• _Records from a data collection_
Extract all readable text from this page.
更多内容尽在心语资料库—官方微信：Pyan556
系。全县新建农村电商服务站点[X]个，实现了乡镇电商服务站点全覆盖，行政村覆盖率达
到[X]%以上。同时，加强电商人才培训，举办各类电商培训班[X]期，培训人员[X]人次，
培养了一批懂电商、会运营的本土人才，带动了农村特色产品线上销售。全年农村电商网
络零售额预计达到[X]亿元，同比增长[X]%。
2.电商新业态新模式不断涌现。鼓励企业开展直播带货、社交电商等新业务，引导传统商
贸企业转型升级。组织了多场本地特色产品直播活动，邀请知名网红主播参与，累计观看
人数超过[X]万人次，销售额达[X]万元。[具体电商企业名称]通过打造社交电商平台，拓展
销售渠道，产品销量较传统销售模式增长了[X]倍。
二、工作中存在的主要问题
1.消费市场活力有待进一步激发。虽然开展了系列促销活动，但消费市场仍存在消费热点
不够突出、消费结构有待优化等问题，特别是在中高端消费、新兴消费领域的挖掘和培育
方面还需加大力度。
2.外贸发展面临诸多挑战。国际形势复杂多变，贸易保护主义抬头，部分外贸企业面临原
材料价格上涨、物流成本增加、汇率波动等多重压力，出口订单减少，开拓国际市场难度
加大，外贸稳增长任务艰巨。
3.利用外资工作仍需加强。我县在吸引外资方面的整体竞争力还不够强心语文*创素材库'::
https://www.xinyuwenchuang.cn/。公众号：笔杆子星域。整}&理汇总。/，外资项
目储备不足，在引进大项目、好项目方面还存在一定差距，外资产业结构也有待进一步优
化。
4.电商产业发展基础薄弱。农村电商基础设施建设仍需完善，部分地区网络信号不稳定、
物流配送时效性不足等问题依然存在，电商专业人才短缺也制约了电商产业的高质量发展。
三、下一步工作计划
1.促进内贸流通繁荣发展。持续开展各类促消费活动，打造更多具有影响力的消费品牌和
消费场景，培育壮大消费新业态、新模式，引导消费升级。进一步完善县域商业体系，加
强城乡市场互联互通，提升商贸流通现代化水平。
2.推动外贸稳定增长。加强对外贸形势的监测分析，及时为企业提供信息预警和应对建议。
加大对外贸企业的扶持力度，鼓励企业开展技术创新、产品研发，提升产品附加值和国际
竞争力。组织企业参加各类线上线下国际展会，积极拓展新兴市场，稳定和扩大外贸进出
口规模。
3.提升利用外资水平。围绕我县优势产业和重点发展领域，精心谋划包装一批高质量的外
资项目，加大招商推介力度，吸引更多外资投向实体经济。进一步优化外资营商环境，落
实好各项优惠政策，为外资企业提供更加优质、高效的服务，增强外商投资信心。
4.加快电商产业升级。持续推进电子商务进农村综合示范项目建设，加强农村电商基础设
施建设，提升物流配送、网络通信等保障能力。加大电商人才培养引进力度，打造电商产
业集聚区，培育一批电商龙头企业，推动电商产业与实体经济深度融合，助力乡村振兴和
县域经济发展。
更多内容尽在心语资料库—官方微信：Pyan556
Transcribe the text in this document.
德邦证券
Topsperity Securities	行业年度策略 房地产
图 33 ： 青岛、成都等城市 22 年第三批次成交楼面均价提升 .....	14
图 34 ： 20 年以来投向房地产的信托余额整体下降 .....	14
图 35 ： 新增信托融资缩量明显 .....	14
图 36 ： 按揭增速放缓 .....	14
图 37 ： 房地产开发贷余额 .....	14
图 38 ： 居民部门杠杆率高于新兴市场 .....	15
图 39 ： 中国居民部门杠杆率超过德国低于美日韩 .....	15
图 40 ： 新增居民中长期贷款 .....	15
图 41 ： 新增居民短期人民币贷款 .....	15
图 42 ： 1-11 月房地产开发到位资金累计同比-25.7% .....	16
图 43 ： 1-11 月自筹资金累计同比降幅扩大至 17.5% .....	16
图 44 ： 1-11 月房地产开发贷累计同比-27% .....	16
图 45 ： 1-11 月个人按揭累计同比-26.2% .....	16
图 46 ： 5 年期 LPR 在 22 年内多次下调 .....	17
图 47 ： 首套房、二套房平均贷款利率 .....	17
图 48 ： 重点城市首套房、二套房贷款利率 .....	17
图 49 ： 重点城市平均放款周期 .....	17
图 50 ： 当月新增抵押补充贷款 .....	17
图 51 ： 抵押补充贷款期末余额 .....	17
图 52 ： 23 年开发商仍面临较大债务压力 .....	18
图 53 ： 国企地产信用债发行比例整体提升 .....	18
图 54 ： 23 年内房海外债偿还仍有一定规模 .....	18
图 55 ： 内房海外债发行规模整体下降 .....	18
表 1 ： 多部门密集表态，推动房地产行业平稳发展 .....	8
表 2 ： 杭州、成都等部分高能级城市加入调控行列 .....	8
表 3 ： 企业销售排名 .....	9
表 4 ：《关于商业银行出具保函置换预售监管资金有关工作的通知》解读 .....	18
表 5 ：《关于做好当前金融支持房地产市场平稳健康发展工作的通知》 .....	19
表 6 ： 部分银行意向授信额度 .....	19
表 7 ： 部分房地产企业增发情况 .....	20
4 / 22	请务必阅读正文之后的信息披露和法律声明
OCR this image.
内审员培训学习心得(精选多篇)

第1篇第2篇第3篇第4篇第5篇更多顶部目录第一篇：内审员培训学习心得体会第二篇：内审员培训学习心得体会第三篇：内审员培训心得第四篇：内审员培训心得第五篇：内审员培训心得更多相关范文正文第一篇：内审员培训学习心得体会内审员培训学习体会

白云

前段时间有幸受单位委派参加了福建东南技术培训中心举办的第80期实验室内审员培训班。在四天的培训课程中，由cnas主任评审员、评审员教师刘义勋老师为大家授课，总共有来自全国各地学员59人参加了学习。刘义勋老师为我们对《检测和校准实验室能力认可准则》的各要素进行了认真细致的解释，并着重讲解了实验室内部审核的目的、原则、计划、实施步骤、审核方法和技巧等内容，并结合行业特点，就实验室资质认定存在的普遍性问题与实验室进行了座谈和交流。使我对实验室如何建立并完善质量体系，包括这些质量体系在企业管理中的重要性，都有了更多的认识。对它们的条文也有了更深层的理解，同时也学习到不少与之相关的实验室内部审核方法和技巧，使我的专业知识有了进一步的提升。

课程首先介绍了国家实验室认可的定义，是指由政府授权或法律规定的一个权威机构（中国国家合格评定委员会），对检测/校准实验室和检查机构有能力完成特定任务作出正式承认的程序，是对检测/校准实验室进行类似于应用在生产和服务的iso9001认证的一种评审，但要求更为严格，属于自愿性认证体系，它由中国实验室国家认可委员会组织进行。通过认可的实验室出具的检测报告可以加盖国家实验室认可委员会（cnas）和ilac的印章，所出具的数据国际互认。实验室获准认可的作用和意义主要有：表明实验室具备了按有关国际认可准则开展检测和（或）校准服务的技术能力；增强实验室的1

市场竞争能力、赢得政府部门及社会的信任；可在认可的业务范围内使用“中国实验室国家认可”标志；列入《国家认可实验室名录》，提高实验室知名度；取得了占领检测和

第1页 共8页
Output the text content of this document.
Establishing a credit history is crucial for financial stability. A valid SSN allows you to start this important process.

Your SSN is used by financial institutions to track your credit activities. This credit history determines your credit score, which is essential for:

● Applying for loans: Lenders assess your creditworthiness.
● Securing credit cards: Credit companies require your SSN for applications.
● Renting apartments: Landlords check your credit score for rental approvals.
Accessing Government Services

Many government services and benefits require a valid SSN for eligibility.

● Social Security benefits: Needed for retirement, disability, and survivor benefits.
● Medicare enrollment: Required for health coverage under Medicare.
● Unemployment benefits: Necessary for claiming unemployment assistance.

• _Goal_
Find the lines containing "score" and pull them out.

• _Exercise output_
Your SSN is used by financial institutions to track your credit activities. This credit history determines your credit score, which is essential for:
● Renting apartments: Landlords check your credit score for rental approvals.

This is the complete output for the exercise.